- _Figure record listings_
** begin **
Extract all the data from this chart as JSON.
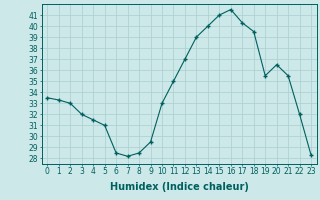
{
  "x": [
    0,
    1,
    2,
    3,
    4,
    5,
    6,
    7,
    8,
    9,
    10,
    11,
    12,
    13,
    14,
    15,
    16,
    17,
    18,
    19,
    20,
    21,
    22,
    23
  ],
  "y": [
    33.5,
    33.3,
    33.0,
    32.0,
    31.5,
    31.0,
    28.5,
    28.2,
    28.5,
    29.5,
    33.0,
    35.0,
    37.0,
    39.0,
    40.0,
    41.0,
    41.5,
    40.3,
    39.5,
    35.5,
    36.5,
    35.5,
    32.0,
    28.3
  ],
  "xlabel": "Humidex (Indice chaleur)",
  "ylim": [
    27.5,
    42
  ],
  "xlim": [
    -0.5,
    23.5
  ],
  "yticks": [
    28,
    29,
    30,
    31,
    32,
    33,
    34,
    35,
    36,
    37,
    38,
    39,
    40,
    41
  ],
  "xticks": [
    0,
    1,
    2,
    3,
    4,
    5,
    6,
    7,
    8,
    9,
    10,
    11,
    12,
    13,
    14,
    15,
    16,
    17,
    18,
    19,
    20,
    21,
    22,
    23
  ],
  "line_color": "#005f5f",
  "marker": "+",
  "marker_size": 3.5,
  "marker_lw": 1.0,
  "bg_color": "#cce8e8",
  "grid_color": "#aacece",
  "tick_label_fontsize": 5.5,
  "xlabel_fontsize": 7.0
}
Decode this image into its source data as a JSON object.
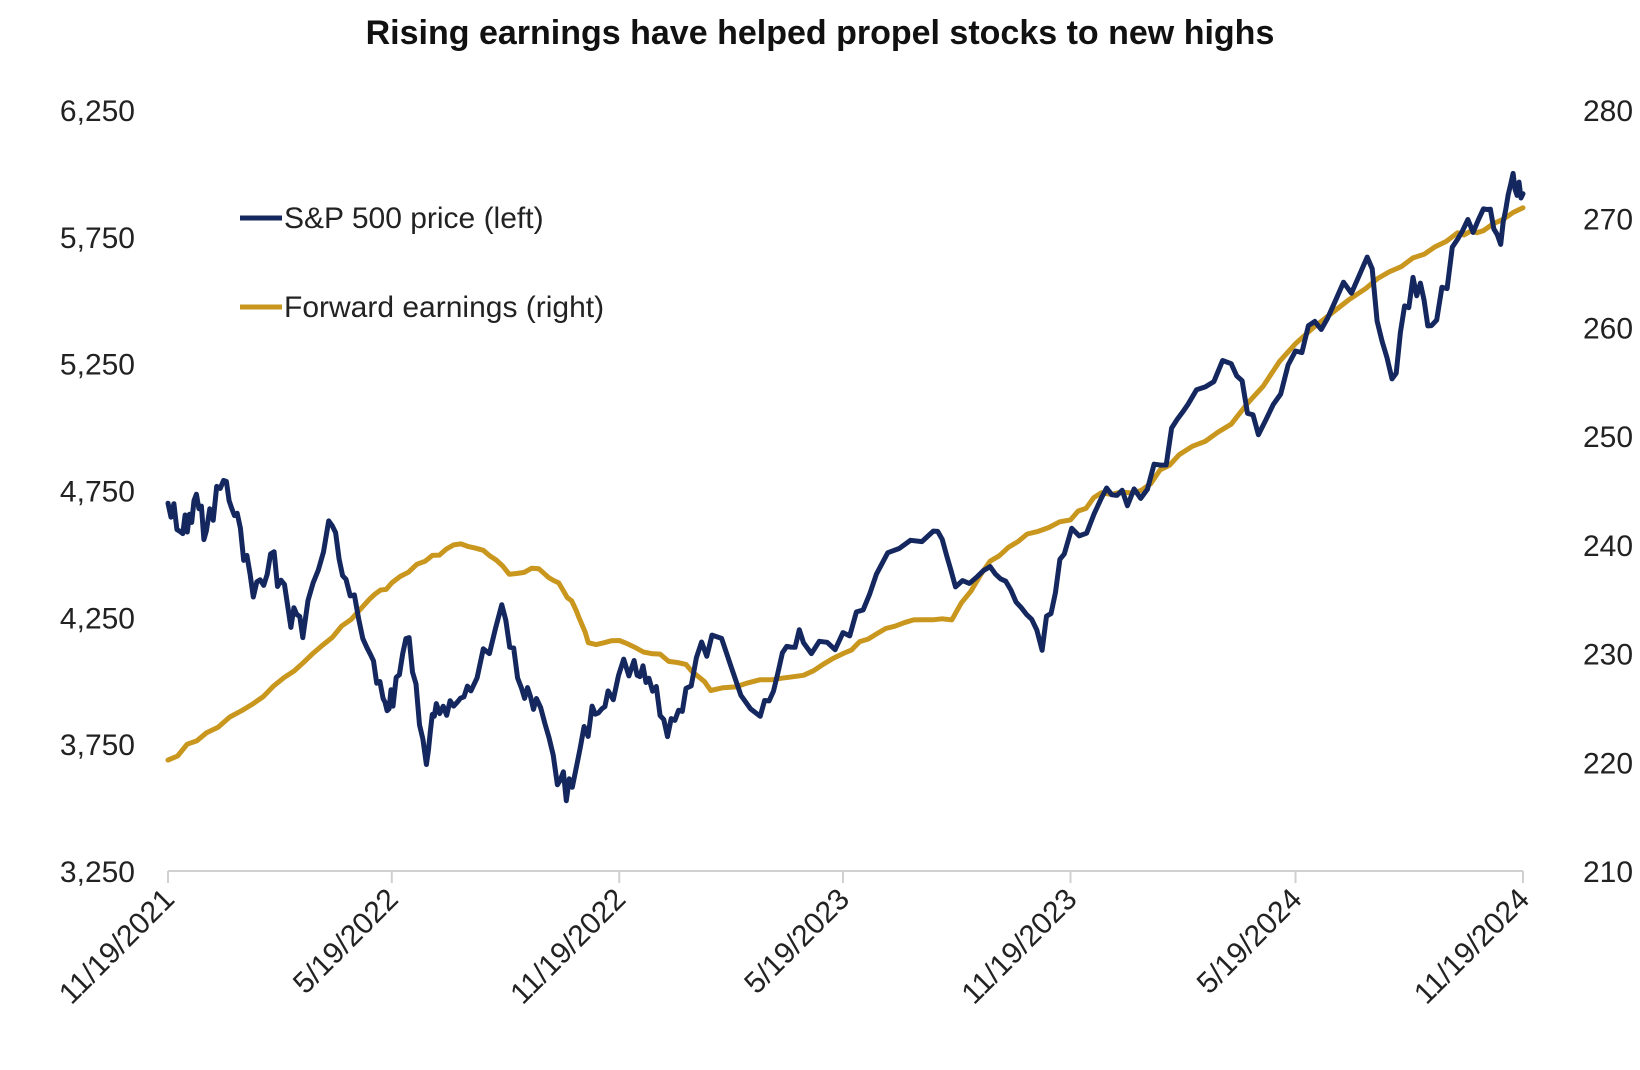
{
  "chart_data": {
    "type": "line",
    "title": "Rising earnings have helped propel stocks to new highs",
    "x_tick_labels": [
      "11/19/2021",
      "5/19/2022",
      "11/19/2022",
      "5/19/2023",
      "11/19/2023",
      "5/19/2024",
      "11/19/2024"
    ],
    "x_range": [
      "2021-11-19",
      "2024-11-19"
    ],
    "y_left": {
      "range": [
        3250,
        6250
      ],
      "ticks": [
        3250,
        3750,
        4250,
        4750,
        5250,
        5750,
        6250
      ],
      "tick_labels": [
        "3,250",
        "3,750",
        "4,250",
        "4,750",
        "5,250",
        "5,750",
        "6,250"
      ]
    },
    "y_right": {
      "range": [
        210,
        280
      ],
      "ticks": [
        210,
        220,
        230,
        240,
        250,
        260,
        270,
        280
      ],
      "tick_labels": [
        "210",
        "220",
        "230",
        "240",
        "250",
        "260",
        "270",
        "280"
      ]
    },
    "legend_position": "top-left",
    "grid": false,
    "series": [
      {
        "name": "S&P 500 price (left)",
        "axis": "left",
        "color": "#14285f",
        "points": [
          [
            "2021-11-19",
            4700
          ],
          [
            "2021-12-01",
            4580
          ],
          [
            "2021-12-10",
            4710
          ],
          [
            "2021-12-20",
            4590
          ],
          [
            "2022-01-03",
            4790
          ],
          [
            "2022-01-14",
            4660
          ],
          [
            "2022-01-27",
            4330
          ],
          [
            "2022-02-10",
            4500
          ],
          [
            "2022-02-24",
            4290
          ],
          [
            "2022-03-08",
            4170
          ],
          [
            "2022-03-29",
            4630
          ],
          [
            "2022-04-12",
            4400
          ],
          [
            "2022-04-29",
            4130
          ],
          [
            "2022-05-12",
            3930
          ],
          [
            "2022-05-20",
            3900
          ],
          [
            "2022-06-02",
            4170
          ],
          [
            "2022-06-16",
            3670
          ],
          [
            "2022-06-24",
            3910
          ],
          [
            "2022-07-08",
            3900
          ],
          [
            "2022-07-22",
            3960
          ],
          [
            "2022-08-16",
            4300
          ],
          [
            "2022-09-01",
            3970
          ],
          [
            "2022-09-13",
            3930
          ],
          [
            "2022-09-30",
            3590
          ],
          [
            "2022-10-12",
            3580
          ],
          [
            "2022-10-28",
            3900
          ],
          [
            "2022-11-10",
            3960
          ],
          [
            "2022-12-01",
            4080
          ],
          [
            "2022-12-13",
            4010
          ],
          [
            "2022-12-28",
            3780
          ],
          [
            "2023-01-12",
            3970
          ],
          [
            "2023-02-02",
            4180
          ],
          [
            "2023-03-13",
            3860
          ],
          [
            "2023-03-31",
            4110
          ],
          [
            "2023-04-17",
            4150
          ],
          [
            "2023-05-19",
            4190
          ],
          [
            "2023-06-15",
            4420
          ],
          [
            "2023-07-31",
            4590
          ],
          [
            "2023-08-18",
            4370
          ],
          [
            "2023-09-15",
            4450
          ],
          [
            "2023-10-06",
            4310
          ],
          [
            "2023-10-27",
            4120
          ],
          [
            "2023-11-14",
            4500
          ],
          [
            "2023-12-14",
            4720
          ],
          [
            "2024-01-04",
            4690
          ],
          [
            "2024-01-31",
            4850
          ],
          [
            "2024-02-22",
            5090
          ],
          [
            "2024-03-28",
            5250
          ],
          [
            "2024-04-19",
            4970
          ],
          [
            "2024-05-19",
            5300
          ],
          [
            "2024-06-14",
            5430
          ],
          [
            "2024-07-16",
            5670
          ],
          [
            "2024-08-05",
            5190
          ],
          [
            "2024-08-22",
            5590
          ],
          [
            "2024-09-06",
            5400
          ],
          [
            "2024-09-27",
            5740
          ],
          [
            "2024-10-18",
            5860
          ],
          [
            "2024-11-01",
            5720
          ],
          [
            "2024-11-11",
            6000
          ],
          [
            "2024-11-19",
            5920
          ]
        ]
      },
      {
        "name": "Forward earnings (right)",
        "axis": "right",
        "color": "#c9961e",
        "points": [
          [
            "2021-11-19",
            220.2
          ],
          [
            "2021-12-20",
            222.7
          ],
          [
            "2022-01-27",
            225.4
          ],
          [
            "2022-03-01",
            228.4
          ],
          [
            "2022-04-01",
            231.5
          ],
          [
            "2022-05-01",
            235.0
          ],
          [
            "2022-05-19",
            236.5
          ],
          [
            "2022-06-15",
            238.5
          ],
          [
            "2022-07-08",
            240.0
          ],
          [
            "2022-08-01",
            239.5
          ],
          [
            "2022-08-22",
            237.3
          ],
          [
            "2022-09-15",
            237.8
          ],
          [
            "2022-10-01",
            236.5
          ],
          [
            "2022-10-15",
            234.0
          ],
          [
            "2022-10-25",
            231.0
          ],
          [
            "2022-11-19",
            231.2
          ],
          [
            "2022-12-15",
            230.0
          ],
          [
            "2023-01-12",
            229.0
          ],
          [
            "2023-02-01",
            226.6
          ],
          [
            "2023-03-13",
            227.6
          ],
          [
            "2023-04-17",
            228.0
          ],
          [
            "2023-05-19",
            230.0
          ],
          [
            "2023-06-15",
            231.8
          ],
          [
            "2023-07-15",
            233.1
          ],
          [
            "2023-08-15",
            233.1
          ],
          [
            "2023-09-15",
            238.5
          ],
          [
            "2023-10-15",
            241.0
          ],
          [
            "2023-11-19",
            242.3
          ],
          [
            "2023-12-14",
            244.8
          ],
          [
            "2024-01-15",
            245.0
          ],
          [
            "2024-02-15",
            248.3
          ],
          [
            "2024-03-28",
            251.1
          ],
          [
            "2024-05-19",
            258.5
          ],
          [
            "2024-07-15",
            263.6
          ],
          [
            "2024-08-22",
            266.4
          ],
          [
            "2024-09-27",
            268.7
          ],
          [
            "2024-10-18",
            268.9
          ],
          [
            "2024-11-19",
            271.0
          ]
        ]
      }
    ]
  }
}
** end **
- _EXERCISE BRIEF_
Work out the count of lines containing the word "earnings", then write only that count.

- _WRITTEN SOLUTION_
2